Your task:
Rewrite the data below as a numbered list, one line per item, and drop any blank lines.
────────────────
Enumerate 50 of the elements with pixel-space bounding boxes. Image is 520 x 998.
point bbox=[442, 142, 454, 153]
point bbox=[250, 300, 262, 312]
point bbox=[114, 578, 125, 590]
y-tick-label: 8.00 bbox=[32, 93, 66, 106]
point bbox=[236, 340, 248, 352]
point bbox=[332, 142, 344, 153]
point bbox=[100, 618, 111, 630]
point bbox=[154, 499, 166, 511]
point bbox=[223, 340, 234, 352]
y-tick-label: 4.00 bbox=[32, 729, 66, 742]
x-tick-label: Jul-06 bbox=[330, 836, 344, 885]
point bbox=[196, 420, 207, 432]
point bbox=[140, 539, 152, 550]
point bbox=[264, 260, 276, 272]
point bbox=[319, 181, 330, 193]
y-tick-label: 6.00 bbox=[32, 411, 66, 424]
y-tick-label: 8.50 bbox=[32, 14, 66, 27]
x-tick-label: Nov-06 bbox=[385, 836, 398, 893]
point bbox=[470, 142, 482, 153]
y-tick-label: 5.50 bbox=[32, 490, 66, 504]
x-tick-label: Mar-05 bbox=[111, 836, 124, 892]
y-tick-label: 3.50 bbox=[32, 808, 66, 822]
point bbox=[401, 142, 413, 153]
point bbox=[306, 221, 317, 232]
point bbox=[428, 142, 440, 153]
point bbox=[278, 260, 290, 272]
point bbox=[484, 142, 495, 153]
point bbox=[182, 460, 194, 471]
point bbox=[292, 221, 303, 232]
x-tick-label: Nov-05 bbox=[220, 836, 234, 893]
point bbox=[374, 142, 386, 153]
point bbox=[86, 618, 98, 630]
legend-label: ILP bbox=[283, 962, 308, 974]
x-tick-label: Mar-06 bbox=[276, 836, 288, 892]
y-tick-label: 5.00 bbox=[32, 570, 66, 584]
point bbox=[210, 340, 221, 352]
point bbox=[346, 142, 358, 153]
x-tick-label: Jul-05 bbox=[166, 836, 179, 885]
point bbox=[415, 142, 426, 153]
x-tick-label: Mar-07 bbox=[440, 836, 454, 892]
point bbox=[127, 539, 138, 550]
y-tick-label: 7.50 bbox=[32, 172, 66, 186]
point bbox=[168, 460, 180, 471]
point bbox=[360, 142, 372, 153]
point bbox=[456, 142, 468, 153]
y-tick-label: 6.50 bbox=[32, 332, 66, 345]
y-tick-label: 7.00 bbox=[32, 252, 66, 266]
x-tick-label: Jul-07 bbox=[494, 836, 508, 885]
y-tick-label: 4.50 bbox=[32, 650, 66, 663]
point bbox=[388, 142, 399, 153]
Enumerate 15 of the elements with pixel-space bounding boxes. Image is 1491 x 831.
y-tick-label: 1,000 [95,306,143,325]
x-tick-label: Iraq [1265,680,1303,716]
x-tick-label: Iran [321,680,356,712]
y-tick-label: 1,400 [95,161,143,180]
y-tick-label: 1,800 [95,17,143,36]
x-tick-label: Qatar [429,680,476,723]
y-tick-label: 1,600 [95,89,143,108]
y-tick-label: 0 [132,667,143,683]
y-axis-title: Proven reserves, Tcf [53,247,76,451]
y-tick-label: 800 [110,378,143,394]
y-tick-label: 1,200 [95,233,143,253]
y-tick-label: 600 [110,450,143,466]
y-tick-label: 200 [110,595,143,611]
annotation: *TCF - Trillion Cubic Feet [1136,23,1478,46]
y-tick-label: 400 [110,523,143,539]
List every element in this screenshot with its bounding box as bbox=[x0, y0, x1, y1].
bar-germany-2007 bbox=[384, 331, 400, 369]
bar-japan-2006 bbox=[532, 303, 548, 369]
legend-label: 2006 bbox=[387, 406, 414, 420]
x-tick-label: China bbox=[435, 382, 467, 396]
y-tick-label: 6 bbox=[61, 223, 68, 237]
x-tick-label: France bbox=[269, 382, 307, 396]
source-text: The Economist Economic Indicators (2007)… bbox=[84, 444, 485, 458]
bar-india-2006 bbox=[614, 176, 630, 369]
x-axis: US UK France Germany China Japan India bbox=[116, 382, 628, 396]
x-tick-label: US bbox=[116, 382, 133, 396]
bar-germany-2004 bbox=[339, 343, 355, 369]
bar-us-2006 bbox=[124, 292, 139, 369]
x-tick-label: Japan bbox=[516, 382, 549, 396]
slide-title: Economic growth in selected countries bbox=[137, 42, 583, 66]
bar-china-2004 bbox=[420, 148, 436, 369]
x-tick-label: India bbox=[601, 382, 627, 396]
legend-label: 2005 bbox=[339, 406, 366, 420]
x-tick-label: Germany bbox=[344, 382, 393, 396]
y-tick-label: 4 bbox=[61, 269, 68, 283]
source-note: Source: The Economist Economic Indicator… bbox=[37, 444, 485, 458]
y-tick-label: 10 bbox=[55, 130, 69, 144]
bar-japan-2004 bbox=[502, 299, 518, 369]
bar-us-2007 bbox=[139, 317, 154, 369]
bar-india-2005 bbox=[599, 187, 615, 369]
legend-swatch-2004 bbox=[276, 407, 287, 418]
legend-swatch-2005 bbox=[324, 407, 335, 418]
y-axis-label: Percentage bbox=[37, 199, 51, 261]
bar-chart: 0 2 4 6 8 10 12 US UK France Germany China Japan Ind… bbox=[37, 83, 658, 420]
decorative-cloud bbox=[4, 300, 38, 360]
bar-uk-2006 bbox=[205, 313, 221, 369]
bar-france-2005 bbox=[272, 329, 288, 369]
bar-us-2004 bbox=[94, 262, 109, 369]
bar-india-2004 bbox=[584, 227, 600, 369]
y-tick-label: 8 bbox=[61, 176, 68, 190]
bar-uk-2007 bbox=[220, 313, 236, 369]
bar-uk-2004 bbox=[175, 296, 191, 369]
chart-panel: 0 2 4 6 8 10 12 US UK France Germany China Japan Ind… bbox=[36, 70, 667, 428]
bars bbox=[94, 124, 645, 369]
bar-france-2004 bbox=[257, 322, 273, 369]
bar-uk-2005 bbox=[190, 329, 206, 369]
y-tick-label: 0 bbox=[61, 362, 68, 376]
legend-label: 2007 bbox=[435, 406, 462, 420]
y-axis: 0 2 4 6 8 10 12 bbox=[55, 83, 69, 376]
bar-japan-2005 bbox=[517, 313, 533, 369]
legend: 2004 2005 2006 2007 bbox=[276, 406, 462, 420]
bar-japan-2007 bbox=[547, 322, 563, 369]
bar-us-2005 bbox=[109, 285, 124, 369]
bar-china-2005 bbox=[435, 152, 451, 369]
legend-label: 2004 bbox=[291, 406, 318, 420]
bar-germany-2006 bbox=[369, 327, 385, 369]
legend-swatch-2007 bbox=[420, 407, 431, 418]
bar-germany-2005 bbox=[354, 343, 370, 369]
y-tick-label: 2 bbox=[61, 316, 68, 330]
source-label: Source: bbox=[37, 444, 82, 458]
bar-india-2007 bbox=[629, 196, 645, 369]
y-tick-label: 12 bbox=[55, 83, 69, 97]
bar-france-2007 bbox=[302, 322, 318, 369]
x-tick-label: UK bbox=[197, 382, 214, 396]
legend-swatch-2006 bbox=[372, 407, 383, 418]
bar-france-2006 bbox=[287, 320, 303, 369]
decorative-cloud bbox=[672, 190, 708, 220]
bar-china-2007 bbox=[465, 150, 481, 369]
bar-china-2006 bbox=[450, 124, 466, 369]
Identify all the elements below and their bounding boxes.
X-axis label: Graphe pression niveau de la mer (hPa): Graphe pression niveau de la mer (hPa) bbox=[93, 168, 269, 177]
────────────────
Expected output:
1. Enumerate 50 of the elements with pixel-space bounding boxes. Image is 520 x 998.
2. point bbox=[442, 142, 454, 153]
3. point bbox=[250, 300, 262, 312]
4. point bbox=[114, 578, 125, 590]
5. y-tick-label: 8.00 bbox=[32, 93, 66, 106]
6. point bbox=[236, 340, 248, 352]
7. point bbox=[332, 142, 344, 153]
8. point bbox=[100, 618, 111, 630]
9. point bbox=[154, 499, 166, 511]
10. point bbox=[223, 340, 234, 352]
11. y-tick-label: 4.00 bbox=[32, 729, 66, 742]
12. x-tick-label: Jul-06 bbox=[330, 836, 344, 885]
13. point bbox=[196, 420, 207, 432]
14. point bbox=[140, 539, 152, 550]
15. point bbox=[264, 260, 276, 272]
16. point bbox=[319, 181, 330, 193]
17. y-tick-label: 6.00 bbox=[32, 411, 66, 424]
18. y-tick-label: 8.50 bbox=[32, 14, 66, 27]
19. x-tick-label: Nov-06 bbox=[385, 836, 398, 893]
20. point bbox=[470, 142, 482, 153]
21. y-tick-label: 5.50 bbox=[32, 490, 66, 504]
22. x-tick-label: Mar-05 bbox=[111, 836, 124, 892]
23. y-tick-label: 3.50 bbox=[32, 808, 66, 822]
24. point bbox=[401, 142, 413, 153]
25. point bbox=[306, 221, 317, 232]
26. point bbox=[428, 142, 440, 153]
27. point bbox=[278, 260, 290, 272]
28. point bbox=[484, 142, 495, 153]
29. point bbox=[182, 460, 194, 471]
30. point bbox=[292, 221, 303, 232]
31. x-tick-label: Nov-05 bbox=[220, 836, 234, 893]
32. point bbox=[374, 142, 386, 153]
33. point bbox=[86, 618, 98, 630]
34. legend-label: ILP bbox=[283, 962, 308, 974]
35. x-tick-label: Mar-06 bbox=[276, 836, 288, 892]
36. y-tick-label: 5.00 bbox=[32, 570, 66, 584]
37. point bbox=[210, 340, 221, 352]
38. point bbox=[346, 142, 358, 153]
39. x-tick-label: Jul-05 bbox=[166, 836, 179, 885]
40. point bbox=[415, 142, 426, 153]
41. x-tick-label: Mar-07 bbox=[440, 836, 454, 892]
42. point bbox=[127, 539, 138, 550]
43. y-tick-label: 7.50 bbox=[32, 172, 66, 186]
44. point bbox=[168, 460, 180, 471]
45. point bbox=[360, 142, 372, 153]
46. point bbox=[456, 142, 468, 153]
47. y-tick-label: 6.50 bbox=[32, 332, 66, 345]
48. y-tick-label: 7.00 bbox=[32, 252, 66, 266]
49. x-tick-label: Jul-07 bbox=[494, 836, 508, 885]
50. y-tick-label: 4.50 bbox=[32, 650, 66, 663]
51. point bbox=[388, 142, 399, 153]
52. Enumerate 15 of the elements with pixel-space bounding boxes. Image is 1491 x 831.
53. y-tick-label: 1,000 [95,306,143,325]
54. x-tick-label: Iraq [1265,680,1303,716]
55. x-tick-label: Iran [321,680,356,712]
56. y-tick-label: 1,400 [95,161,143,180]
57. y-tick-label: 1,800 [95,17,143,36]
58. x-tick-label: Qatar [429,680,476,723]
59. y-tick-label: 1,600 [95,89,143,108]
60. y-tick-label: 0 [132,667,143,683]
61. y-axis-title: Proven reserves, Tcf [53,247,76,451]
62. y-tick-label: 800 [110,378,143,394]
63. y-tick-label: 1,200 [95,233,143,253]
64. y-tick-label: 600 [110,450,143,466]
65. y-tick-label: 200 [110,595,143,611]
66. annotation: *TCF - Trillion Cubic Feet [1136,23,1478,46]
67. y-tick-label: 400 [110,523,143,539]
68. List every element in this screenshot with its bounding box as bbox=[x0, y0, x1, y1].
69. bar-germany-2007 bbox=[384, 331, 400, 369]
70. bar-japan-2006 bbox=[532, 303, 548, 369]
71. legend-label: 2006 bbox=[387, 406, 414, 420]
72. x-tick-label: China bbox=[435, 382, 467, 396]
73. y-tick-label: 6 bbox=[61, 223, 68, 237]
74. x-tick-label: France bbox=[269, 382, 307, 396]
75. source-text: The Economist Economic Indicators (2007)… bbox=[84, 444, 485, 458]
76. bar-india-2006 bbox=[614, 176, 630, 369]
77. x-axis: US UK France Germany China Japan India bbox=[116, 382, 628, 396]
78. x-tick-label: US bbox=[116, 382, 133, 396]
79. bar-germany-2004 bbox=[339, 343, 355, 369]
80. bar-us-2006 bbox=[124, 292, 139, 369]
81. x-tick-label: Japan bbox=[516, 382, 549, 396]
82. slide-title: Economic growth in selected countries bbox=[137, 42, 583, 66]
83. bar-china-2004 bbox=[420, 148, 436, 369]
84. x-tick-label: India bbox=[601, 382, 627, 396]
85. legend-label: 2005 bbox=[339, 406, 366, 420]
86. x-tick-label: Germany bbox=[344, 382, 393, 396]
87. y-tick-label: 4 bbox=[61, 269, 68, 283]
88. source-note: Source: The Economist Economic Indicator… bbox=[37, 444, 485, 458]
89. y-tick-label: 10 bbox=[55, 130, 69, 144]
90. bar-japan-2004 bbox=[502, 299, 518, 369]
91. bar-us-2007 bbox=[139, 317, 154, 369]
92. bar-india-2005 bbox=[599, 187, 615, 369]
93. legend-swatch-2004 bbox=[276, 407, 287, 418]
94. legend-swatch-2005 bbox=[324, 407, 335, 418]
95. y-axis-label: Percentage bbox=[37, 199, 51, 261]
96. bar-chart: 0 2 4 6 8 10 12 US UK France Germany China Japan Ind… bbox=[37, 83, 658, 420]
97. decorative-cloud bbox=[4, 300, 38, 360]
98. bar-uk-2006 bbox=[205, 313, 221, 369]
99. bar-france-2005 bbox=[272, 329, 288, 369]
100. bar-us-2004 bbox=[94, 262, 109, 369]
101. bar-india-2004 bbox=[584, 227, 600, 369]
102. y-tick-label: 8 bbox=[61, 176, 68, 190]
103. bar-uk-2007 bbox=[220, 313, 236, 369]
104. bar-uk-2004 bbox=[175, 296, 191, 369]
105. chart-panel: 0 2 4 6 8 10 12 US UK France Germany China Japan Ind… bbox=[36, 70, 667, 428]
106. bars bbox=[94, 124, 645, 369]
107. bar-france-2004 bbox=[257, 322, 273, 369]
108. bar-uk-2005 bbox=[190, 329, 206, 369]
109. y-tick-label: 0 bbox=[61, 362, 68, 376]
110. legend-label: 2007 bbox=[435, 406, 462, 420]
111. y-axis: 0 2 4 6 8 10 12 bbox=[55, 83, 69, 376]
112. bar-japan-2005 bbox=[517, 313, 533, 369]
113. legend: 2004 2005 2006 2007 bbox=[276, 406, 462, 420]
114. bar-japan-2007 bbox=[547, 322, 563, 369]
115. bar-us-2005 bbox=[109, 285, 124, 369]
116. bar-china-2005 bbox=[435, 152, 451, 369]
117. legend-label: 2004 bbox=[291, 406, 318, 420]
118. bar-germany-2006 bbox=[369, 327, 385, 369]
119. legend-swatch-2007 bbox=[420, 407, 431, 418]
120. bar-germany-2005 bbox=[354, 343, 370, 369]
121. y-tick-label: 2 bbox=[61, 316, 68, 330]
122. source-label: Source: bbox=[37, 444, 82, 458]
123. bar-india-2007 bbox=[629, 196, 645, 369]
124. y-tick-label: 12 bbox=[55, 83, 69, 97]
125. bar-france-2007 bbox=[302, 322, 318, 369]
126. x-tick-label: UK bbox=[197, 382, 214, 396]
127. legend-swatch-2006 bbox=[372, 407, 383, 418]
128. bar-france-2006 bbox=[287, 320, 303, 369]
129. decorative-cloud bbox=[672, 190, 708, 220]
130. bar-china-2007 bbox=[465, 150, 481, 369]
131. bar-china-2006 bbox=[450, 124, 466, 369]
132. Identify all the elements below and their bounding boxes.
133. X-axis label: Graphe pression niveau de la mer (hPa): Graphe pression niveau de la mer (hPa) bbox=[93, 168, 269, 177]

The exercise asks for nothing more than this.